#### Records to use:
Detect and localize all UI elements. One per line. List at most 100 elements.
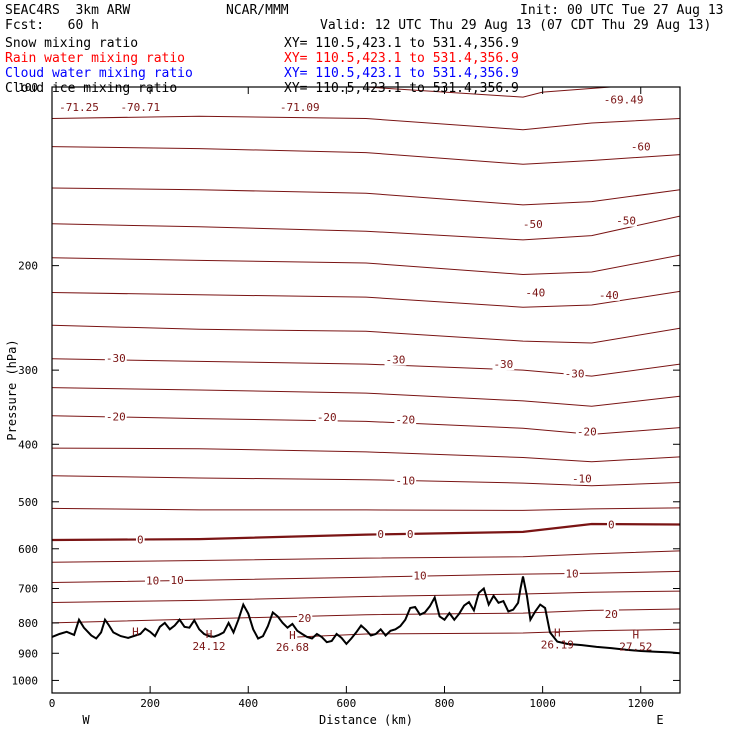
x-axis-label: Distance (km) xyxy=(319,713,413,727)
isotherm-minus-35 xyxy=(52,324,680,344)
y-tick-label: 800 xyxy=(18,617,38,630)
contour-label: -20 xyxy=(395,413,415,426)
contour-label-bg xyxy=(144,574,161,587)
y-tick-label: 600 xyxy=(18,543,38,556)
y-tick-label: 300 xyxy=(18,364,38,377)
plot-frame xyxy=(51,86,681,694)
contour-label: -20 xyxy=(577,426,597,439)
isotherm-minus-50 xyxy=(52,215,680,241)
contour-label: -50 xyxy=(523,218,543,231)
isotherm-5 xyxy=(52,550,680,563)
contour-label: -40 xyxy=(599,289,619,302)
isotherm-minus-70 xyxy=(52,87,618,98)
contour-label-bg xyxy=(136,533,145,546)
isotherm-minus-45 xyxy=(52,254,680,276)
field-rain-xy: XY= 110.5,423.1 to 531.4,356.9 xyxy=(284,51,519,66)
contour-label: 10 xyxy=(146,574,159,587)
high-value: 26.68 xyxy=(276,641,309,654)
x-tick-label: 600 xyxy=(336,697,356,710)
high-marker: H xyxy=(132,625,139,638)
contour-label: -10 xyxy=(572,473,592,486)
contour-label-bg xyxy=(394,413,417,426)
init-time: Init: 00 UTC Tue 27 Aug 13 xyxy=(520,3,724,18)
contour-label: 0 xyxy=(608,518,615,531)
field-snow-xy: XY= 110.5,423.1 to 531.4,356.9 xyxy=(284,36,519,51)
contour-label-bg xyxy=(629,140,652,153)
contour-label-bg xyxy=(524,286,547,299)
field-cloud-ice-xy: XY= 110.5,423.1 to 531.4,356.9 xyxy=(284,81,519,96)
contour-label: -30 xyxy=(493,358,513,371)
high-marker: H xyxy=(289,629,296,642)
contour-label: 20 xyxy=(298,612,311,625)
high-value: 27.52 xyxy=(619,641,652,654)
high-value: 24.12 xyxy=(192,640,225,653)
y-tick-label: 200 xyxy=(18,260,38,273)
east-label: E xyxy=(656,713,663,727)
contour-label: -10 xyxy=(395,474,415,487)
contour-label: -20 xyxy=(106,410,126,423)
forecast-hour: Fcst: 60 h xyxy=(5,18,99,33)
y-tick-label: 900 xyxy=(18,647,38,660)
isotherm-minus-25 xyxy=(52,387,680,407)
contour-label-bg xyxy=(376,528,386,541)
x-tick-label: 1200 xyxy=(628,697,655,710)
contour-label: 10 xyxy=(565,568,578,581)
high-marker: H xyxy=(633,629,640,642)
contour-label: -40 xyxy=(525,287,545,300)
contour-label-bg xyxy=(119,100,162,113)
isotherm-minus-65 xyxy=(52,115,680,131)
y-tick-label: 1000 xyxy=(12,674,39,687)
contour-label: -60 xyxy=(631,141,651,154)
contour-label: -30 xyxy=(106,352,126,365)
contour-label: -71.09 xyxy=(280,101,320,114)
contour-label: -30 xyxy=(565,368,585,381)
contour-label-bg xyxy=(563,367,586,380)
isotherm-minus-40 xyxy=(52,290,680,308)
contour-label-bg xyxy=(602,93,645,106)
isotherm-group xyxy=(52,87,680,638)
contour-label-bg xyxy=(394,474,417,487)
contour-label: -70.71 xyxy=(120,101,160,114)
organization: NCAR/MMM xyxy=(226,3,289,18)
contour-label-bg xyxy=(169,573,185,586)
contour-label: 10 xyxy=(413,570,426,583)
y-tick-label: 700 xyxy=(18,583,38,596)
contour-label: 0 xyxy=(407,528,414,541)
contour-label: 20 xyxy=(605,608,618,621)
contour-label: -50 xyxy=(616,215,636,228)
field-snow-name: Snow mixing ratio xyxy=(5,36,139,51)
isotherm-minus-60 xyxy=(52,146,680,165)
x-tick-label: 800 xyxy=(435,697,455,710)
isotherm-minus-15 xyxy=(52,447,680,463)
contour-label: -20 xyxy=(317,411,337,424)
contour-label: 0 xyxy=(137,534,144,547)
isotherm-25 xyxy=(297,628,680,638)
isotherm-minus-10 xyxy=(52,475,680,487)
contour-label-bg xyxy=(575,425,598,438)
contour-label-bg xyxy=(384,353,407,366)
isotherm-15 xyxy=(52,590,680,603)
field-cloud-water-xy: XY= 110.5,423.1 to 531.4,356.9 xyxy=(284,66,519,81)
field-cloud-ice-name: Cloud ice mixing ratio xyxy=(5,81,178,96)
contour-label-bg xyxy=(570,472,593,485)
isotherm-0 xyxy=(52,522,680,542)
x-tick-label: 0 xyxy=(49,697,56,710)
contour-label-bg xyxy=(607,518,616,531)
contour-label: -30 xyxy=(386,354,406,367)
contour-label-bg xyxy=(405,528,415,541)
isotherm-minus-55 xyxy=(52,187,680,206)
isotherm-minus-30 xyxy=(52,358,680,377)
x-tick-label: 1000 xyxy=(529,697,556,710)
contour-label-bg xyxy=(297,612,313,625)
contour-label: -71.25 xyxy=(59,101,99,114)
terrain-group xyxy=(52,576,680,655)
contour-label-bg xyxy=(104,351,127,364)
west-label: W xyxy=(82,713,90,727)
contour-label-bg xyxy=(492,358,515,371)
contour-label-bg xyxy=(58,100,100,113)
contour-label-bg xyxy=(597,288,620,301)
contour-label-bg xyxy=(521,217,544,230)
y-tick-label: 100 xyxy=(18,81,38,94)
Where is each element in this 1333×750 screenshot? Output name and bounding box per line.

#### Requirement:
Can you output every one of the lines above verbatim, leaving out the pictures?

#### Solution for this exercise:
Detect and localize all UI elements. One per line. List at most 100 elements.
x-axis-label: Distance (km) xyxy=(319,713,413,727)
isotherm-minus-35 xyxy=(52,324,680,344)
y-tick-label: 800 xyxy=(18,617,38,630)
contour-label: -20 xyxy=(395,413,415,426)
contour-label-bg xyxy=(144,574,161,587)
y-tick-label: 600 xyxy=(18,543,38,556)
y-tick-label: 300 xyxy=(18,364,38,377)
plot-frame xyxy=(51,86,681,694)
contour-label: -20 xyxy=(577,426,597,439)
isotherm-minus-50 xyxy=(52,215,680,241)
contour-label: -50 xyxy=(523,218,543,231)
isotherm-5 xyxy=(52,550,680,563)
contour-label: -40 xyxy=(599,289,619,302)
isotherm-minus-70 xyxy=(52,87,618,98)
contour-label-bg xyxy=(136,533,145,546)
isotherm-minus-45 xyxy=(52,254,680,276)
field-rain-xy: XY= 110.5,423.1 to 531.4,356.9 xyxy=(284,51,519,66)
contour-label: 10 xyxy=(146,574,159,587)
high-value: 26.68 xyxy=(276,641,309,654)
x-tick-label: 600 xyxy=(336,697,356,710)
high-marker: H xyxy=(132,625,139,638)
contour-label: -10 xyxy=(572,473,592,486)
contour-label-bg xyxy=(394,413,417,426)
init-time: Init: 00 UTC Tue 27 Aug 13 xyxy=(520,3,724,18)
contour-label: 0 xyxy=(608,518,615,531)
field-snow-xy: XY= 110.5,423.1 to 531.4,356.9 xyxy=(284,36,519,51)
contour-label-bg xyxy=(629,140,652,153)
contour-label-bg xyxy=(524,286,547,299)
field-cloud-ice-xy: XY= 110.5,423.1 to 531.4,356.9 xyxy=(284,81,519,96)
contour-label: -30 xyxy=(493,358,513,371)
high-marker: H xyxy=(289,629,296,642)
contour-label: 20 xyxy=(298,612,311,625)
high-value: 27.52 xyxy=(619,641,652,654)
high-value: 24.12 xyxy=(192,640,225,653)
y-tick-label: 200 xyxy=(18,260,38,273)
east-label: E xyxy=(656,713,663,727)
contour-label: -10 xyxy=(395,474,415,487)
contour-label: -20 xyxy=(106,410,126,423)
forecast-hour: Fcst: 60 h xyxy=(5,18,99,33)
y-tick-label: 900 xyxy=(18,647,38,660)
isotherm-minus-25 xyxy=(52,387,680,407)
contour-label-bg xyxy=(376,528,386,541)
x-tick-label: 1200 xyxy=(628,697,655,710)
contour-label: 10 xyxy=(565,568,578,581)
high-marker: H xyxy=(633,629,640,642)
contour-label: -40 xyxy=(525,287,545,300)
contour-label-bg xyxy=(119,100,162,113)
isotherm-minus-65 xyxy=(52,115,680,131)
y-tick-label: 1000 xyxy=(12,674,39,687)
contour-label: -60 xyxy=(631,141,651,154)
contour-label: -30 xyxy=(106,352,126,365)
contour-label: -71.09 xyxy=(280,101,320,114)
contour-label: -30 xyxy=(565,368,585,381)
contour-label-bg xyxy=(563,367,586,380)
isotherm-minus-40 xyxy=(52,290,680,308)
contour-label-bg xyxy=(602,93,645,106)
isotherm-group xyxy=(52,87,680,638)
contour-label-bg xyxy=(394,474,417,487)
contour-label: -70.71 xyxy=(120,101,160,114)
organization: NCAR/MMM xyxy=(226,3,289,18)
contour-label-bg xyxy=(169,573,185,586)
contour-label: 10 xyxy=(413,570,426,583)
y-tick-label: 700 xyxy=(18,583,38,596)
contour-label: 0 xyxy=(407,528,414,541)
contour-label: 20 xyxy=(605,608,618,621)
contour-label: -50 xyxy=(616,215,636,228)
field-snow-name: Snow mixing ratio xyxy=(5,36,139,51)
isotherm-minus-60 xyxy=(52,146,680,165)
x-tick-label: 800 xyxy=(435,697,455,710)
isotherm-minus-15 xyxy=(52,447,680,463)
contour-label: -20 xyxy=(317,411,337,424)
contour-label: 0 xyxy=(137,534,144,547)
isotherm-25 xyxy=(297,628,680,638)
isotherm-minus-10 xyxy=(52,475,680,487)
contour-label-bg xyxy=(575,425,598,438)
contour-label-bg xyxy=(384,353,407,366)
isotherm-15 xyxy=(52,590,680,603)
field-cloud-water-xy: XY= 110.5,423.1 to 531.4,356.9 xyxy=(284,66,519,81)
field-cloud-ice-name: Cloud ice mixing ratio xyxy=(5,81,178,96)
contour-label-bg xyxy=(570,472,593,485)
isotherm-0 xyxy=(52,522,680,542)
x-tick-label: 0 xyxy=(49,697,56,710)
contour-label-bg xyxy=(607,518,616,531)
contour-label: -30 xyxy=(386,354,406,367)
contour-label-bg xyxy=(405,528,415,541)
isotherm-minus-55 xyxy=(52,187,680,206)
isotherm-minus-30 xyxy=(52,358,680,377)
x-tick-label: 1000 xyxy=(529,697,556,710)
contour-label-bg xyxy=(297,612,313,625)
contour-label: -71.25 xyxy=(59,101,99,114)
terrain-group xyxy=(52,576,680,655)
contour-label-bg xyxy=(104,351,127,364)
west-label: W xyxy=(82,713,90,727)
contour-label-bg xyxy=(492,358,515,371)
contour-label-bg xyxy=(58,100,100,113)
contour-label-bg xyxy=(597,288,620,301)
contour-label-bg xyxy=(521,217,544,230)
y-tick-label: 100 xyxy=(18,81,38,94)
Where is each element in this 1333×750 screenshot? Output name and bounding box per line.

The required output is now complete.